- _Objective_: Read the entries below and pull out each line with the string "content".

- _Data excerpts_:

* * * * * * * * *

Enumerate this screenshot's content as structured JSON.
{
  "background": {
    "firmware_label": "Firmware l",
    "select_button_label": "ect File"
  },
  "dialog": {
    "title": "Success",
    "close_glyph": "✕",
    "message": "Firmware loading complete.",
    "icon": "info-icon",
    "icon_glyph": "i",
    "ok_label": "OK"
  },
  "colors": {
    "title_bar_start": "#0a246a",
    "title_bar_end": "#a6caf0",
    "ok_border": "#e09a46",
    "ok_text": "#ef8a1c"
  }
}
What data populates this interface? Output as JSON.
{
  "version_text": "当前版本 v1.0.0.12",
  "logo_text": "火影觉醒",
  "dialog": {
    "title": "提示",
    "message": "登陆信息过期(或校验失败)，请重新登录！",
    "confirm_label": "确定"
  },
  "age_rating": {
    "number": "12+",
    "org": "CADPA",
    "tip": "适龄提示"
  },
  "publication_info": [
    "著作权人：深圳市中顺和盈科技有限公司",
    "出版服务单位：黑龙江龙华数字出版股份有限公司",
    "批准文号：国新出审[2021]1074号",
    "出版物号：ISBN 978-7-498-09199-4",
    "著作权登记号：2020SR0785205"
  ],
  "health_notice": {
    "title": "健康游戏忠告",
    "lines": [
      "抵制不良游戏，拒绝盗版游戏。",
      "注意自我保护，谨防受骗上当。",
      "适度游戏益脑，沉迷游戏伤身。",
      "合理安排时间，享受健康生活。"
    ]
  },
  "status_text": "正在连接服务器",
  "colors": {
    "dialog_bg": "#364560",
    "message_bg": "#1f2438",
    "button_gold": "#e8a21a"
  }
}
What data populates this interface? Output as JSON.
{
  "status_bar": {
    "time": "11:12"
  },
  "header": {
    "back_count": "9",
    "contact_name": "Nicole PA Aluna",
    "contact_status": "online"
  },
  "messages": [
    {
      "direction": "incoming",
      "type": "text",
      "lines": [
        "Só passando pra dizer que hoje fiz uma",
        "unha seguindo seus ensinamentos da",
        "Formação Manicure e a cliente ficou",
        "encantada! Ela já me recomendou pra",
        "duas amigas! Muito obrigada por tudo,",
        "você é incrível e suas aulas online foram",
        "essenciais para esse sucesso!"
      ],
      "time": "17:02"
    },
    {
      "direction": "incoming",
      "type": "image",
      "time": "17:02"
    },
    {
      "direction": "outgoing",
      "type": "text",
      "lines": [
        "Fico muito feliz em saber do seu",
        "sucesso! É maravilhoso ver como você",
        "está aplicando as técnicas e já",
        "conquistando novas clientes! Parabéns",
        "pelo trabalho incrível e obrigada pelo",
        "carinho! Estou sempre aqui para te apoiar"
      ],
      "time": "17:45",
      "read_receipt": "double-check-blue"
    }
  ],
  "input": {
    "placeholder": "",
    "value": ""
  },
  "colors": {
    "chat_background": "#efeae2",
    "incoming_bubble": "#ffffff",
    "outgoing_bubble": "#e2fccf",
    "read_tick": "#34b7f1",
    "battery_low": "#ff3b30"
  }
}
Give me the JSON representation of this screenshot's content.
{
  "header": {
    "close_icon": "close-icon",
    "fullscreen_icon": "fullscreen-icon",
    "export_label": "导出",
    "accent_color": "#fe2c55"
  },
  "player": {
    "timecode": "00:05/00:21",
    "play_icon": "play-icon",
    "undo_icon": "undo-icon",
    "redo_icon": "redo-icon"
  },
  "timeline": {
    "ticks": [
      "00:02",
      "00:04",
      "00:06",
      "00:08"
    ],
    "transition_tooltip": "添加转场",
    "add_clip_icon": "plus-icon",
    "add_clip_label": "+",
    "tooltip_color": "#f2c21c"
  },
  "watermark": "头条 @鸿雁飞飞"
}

* * * * * * * * *

- _Problem solution_:
Enumerate this screenshot's content as structured JSON.
Give me the JSON representation of this screenshot's content.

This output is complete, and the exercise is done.